# advice for unique case please...



## emmafreckles (Jun 8, 2009)

OK, here goes...

I am a 31 year old single woman with aspergers syndrome.  I have never had a sexual relationship with anyone, and probably never will, but I really want children so have been looking into IUI as possibly my only chance.  I have found this site and hope that someone can give me some advice.

Everywhere I look it says that clinics only give IUI treatment to couples, so am wondering if I will not get the chance.  Also, given my 'disability' (I use the term lightly as I do not see aspergers as a disability) I am not sure clinics will give me a fair chance.

I know it's highly unlikely anyone out there is in the same situation, but was wondering people's thoughts on this?

Thank you in advance for your help.


----------



## Suzie (Jan 22, 2004)

I just want to say welcome  to FF  

I dont really have any words of advice but I am sure that the lovely members will come up with some 

You have come to the right place for support 

Suzie x


----------



## professor waffle (Apr 23, 2005)

Hi Emma & welcome to FF! 

I'm sure you would find some good advice on the single ladies board here

http://www.fertilityfriends.co.uk/forum/index.php?board=403.0

Not sure if anyone would be able to advise specifically about Aspergers but I'm sure it shouldn't be taken into consideration if you want to have a baby.

Good luck hon


----------



## Guest (Jun 9, 2009)

Hi Emma, don't know where you got that info from but I was wondering if you were talking about private or NHS treatment. My partner and I are female and we cannot get NHS treatment as it is very hard to prove infertility when you cannot try to concieve in the 'convensional' way ie. a year or so of regular sex. I think it is the same for single woman so you would have to pay but you can have any form of fertility treatment that you and your consultant would feel is necessary following blood tests etc.

Information shown »
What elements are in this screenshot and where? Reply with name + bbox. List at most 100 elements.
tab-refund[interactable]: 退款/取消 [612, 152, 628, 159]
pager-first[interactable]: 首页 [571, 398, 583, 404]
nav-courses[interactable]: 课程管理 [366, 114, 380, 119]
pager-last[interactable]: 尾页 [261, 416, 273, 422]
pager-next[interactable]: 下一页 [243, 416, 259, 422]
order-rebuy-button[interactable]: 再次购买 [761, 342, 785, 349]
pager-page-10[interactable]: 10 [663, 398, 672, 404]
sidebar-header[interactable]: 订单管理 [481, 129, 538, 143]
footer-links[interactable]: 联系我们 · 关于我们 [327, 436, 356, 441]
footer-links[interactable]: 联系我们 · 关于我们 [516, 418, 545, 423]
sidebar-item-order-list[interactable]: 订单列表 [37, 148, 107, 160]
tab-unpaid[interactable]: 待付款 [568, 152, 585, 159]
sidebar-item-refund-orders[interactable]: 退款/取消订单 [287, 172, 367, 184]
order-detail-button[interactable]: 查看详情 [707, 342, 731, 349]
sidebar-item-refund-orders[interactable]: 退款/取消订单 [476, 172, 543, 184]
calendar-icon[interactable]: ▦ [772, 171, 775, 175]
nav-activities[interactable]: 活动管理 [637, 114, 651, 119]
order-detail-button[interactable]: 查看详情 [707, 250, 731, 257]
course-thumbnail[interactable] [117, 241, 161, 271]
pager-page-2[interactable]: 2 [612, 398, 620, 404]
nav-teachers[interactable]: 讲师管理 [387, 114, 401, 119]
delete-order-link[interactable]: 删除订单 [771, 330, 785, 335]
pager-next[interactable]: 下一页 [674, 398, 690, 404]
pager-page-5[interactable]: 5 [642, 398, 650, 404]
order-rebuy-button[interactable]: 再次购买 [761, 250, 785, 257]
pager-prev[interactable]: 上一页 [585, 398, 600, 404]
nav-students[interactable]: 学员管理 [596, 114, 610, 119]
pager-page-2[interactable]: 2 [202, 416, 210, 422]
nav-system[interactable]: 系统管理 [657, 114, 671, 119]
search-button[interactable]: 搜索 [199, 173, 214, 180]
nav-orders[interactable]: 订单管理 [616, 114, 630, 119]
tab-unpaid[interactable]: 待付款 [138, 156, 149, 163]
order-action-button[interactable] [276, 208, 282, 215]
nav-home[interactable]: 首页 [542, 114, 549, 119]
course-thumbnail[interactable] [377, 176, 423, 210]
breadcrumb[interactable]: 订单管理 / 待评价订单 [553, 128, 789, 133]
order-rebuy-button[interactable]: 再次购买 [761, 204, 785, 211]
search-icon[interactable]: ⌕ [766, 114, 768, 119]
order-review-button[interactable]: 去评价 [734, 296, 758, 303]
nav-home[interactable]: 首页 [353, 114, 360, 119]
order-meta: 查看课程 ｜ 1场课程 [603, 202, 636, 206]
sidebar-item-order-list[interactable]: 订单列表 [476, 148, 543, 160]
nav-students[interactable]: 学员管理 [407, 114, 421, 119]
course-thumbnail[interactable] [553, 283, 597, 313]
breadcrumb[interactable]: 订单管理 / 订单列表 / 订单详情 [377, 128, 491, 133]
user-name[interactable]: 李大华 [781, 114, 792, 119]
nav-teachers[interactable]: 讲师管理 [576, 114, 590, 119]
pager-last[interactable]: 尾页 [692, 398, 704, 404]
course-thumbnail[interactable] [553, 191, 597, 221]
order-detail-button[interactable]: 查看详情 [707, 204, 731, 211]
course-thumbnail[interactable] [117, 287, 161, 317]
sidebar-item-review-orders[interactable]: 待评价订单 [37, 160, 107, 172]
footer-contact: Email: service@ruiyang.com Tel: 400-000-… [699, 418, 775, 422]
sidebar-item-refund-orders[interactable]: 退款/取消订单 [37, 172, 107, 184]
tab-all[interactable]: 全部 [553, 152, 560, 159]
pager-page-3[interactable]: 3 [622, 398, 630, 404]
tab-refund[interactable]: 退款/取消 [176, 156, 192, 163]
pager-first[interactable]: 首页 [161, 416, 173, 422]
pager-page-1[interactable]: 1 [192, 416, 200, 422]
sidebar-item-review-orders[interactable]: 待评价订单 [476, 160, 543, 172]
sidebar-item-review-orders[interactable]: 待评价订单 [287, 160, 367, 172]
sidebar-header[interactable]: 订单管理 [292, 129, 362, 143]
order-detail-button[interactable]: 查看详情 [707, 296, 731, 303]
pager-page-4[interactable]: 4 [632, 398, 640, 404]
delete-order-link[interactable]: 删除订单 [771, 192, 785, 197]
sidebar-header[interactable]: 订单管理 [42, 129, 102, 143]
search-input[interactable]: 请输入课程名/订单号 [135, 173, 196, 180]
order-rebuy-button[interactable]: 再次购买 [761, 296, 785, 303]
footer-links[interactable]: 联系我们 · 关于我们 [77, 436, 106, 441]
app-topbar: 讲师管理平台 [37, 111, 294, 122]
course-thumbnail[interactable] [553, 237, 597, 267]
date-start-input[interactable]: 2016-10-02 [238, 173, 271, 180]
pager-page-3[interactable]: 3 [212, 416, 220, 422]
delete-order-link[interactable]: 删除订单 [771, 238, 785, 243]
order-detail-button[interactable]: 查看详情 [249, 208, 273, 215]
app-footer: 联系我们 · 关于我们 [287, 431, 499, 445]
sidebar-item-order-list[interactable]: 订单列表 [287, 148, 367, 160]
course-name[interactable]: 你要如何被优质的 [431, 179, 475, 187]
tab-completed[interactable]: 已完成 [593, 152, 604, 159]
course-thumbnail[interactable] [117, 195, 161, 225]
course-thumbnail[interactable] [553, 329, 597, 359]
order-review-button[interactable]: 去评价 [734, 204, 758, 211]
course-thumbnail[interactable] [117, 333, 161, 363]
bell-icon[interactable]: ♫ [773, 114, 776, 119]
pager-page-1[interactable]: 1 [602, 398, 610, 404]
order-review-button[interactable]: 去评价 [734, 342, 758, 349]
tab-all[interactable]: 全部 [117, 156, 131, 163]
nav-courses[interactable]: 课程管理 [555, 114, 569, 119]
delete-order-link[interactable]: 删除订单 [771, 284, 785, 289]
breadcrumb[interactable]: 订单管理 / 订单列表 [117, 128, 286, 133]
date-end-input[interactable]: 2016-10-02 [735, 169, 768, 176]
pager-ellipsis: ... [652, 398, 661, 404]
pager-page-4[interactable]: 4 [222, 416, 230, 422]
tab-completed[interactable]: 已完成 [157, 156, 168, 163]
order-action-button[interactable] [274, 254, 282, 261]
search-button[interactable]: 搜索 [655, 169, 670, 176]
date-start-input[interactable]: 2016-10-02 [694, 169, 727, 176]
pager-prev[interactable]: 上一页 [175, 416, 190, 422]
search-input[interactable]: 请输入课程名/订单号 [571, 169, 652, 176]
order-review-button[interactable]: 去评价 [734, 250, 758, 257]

Work instruction » Please reproduce the forum thread about IUI treatment word for word, everything from "Everywhere I look" down to "a fair chance.". Rely only on the forum thread, not on the records.

Answer area »
Everywhere I look it says that clinics only give IUI treatment to couples, so am wondering if I will not get the chance.  Also, given my 'disability' (I use the term lightly as I do not see aspergers as a disability) I am not sure clinics will give me a fair chance.